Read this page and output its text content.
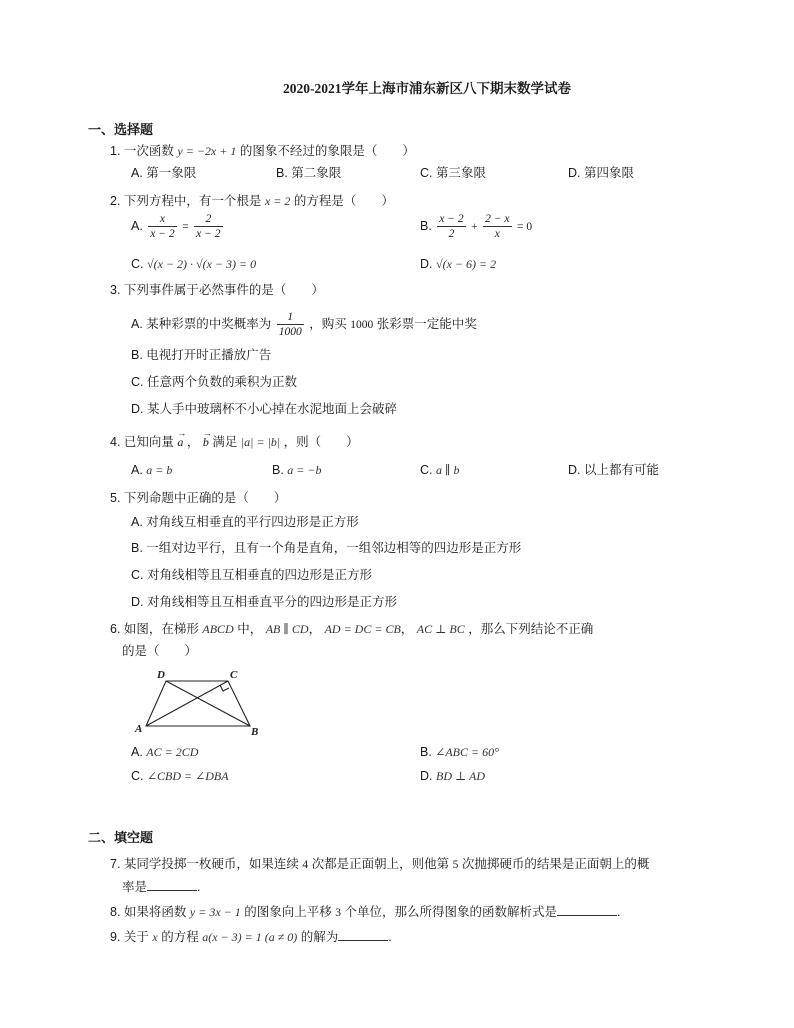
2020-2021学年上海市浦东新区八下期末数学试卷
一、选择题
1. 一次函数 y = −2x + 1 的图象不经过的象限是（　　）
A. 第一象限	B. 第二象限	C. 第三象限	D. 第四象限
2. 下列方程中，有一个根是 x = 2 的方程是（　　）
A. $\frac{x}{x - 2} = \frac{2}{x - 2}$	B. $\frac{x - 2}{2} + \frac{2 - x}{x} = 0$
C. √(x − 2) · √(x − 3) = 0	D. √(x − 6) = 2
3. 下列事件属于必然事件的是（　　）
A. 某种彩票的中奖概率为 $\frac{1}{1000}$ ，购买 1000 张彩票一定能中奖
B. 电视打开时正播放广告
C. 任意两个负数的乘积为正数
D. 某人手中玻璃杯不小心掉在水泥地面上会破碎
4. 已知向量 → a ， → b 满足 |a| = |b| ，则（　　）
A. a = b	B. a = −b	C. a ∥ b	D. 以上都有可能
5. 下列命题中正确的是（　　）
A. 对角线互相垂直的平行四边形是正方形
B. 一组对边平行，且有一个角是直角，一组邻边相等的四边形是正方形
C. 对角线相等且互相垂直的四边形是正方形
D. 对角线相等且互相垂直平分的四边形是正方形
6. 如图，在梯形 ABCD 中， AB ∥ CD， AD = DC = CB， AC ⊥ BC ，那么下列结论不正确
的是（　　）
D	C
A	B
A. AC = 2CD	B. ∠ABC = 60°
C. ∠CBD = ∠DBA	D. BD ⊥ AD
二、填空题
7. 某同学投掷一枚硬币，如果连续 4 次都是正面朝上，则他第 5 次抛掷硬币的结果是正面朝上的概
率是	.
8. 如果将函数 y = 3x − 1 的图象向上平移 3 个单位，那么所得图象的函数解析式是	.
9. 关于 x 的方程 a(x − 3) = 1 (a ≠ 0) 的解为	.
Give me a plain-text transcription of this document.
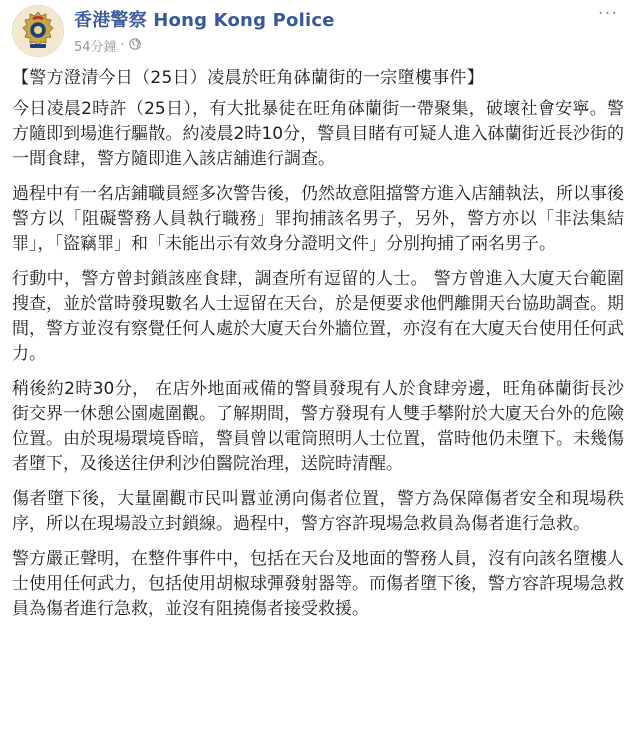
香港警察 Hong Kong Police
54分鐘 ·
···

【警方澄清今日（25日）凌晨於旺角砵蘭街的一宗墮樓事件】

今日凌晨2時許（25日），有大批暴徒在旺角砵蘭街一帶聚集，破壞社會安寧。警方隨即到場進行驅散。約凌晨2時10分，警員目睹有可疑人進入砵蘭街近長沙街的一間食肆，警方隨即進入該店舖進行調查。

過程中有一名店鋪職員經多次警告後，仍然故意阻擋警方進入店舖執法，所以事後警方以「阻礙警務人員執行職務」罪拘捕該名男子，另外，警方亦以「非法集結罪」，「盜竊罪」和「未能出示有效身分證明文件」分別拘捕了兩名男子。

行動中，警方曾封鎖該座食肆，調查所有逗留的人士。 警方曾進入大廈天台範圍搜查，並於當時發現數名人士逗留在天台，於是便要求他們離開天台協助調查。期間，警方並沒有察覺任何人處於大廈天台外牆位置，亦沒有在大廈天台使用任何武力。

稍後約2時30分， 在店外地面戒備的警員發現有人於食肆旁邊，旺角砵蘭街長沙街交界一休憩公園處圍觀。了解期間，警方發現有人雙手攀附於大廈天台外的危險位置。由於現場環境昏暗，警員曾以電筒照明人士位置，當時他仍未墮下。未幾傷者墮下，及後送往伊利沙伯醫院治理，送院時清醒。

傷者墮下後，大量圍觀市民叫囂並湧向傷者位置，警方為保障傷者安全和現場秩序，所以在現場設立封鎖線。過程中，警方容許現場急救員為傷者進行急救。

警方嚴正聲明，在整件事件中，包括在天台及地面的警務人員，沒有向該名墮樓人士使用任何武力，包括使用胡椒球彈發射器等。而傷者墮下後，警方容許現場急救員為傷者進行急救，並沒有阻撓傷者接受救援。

◆ **Task to carry out**: Collect each line above holding the string "this".

◆ **Task answer**:
Read this page and output its text content.
Give me a plain-text transcription of this document.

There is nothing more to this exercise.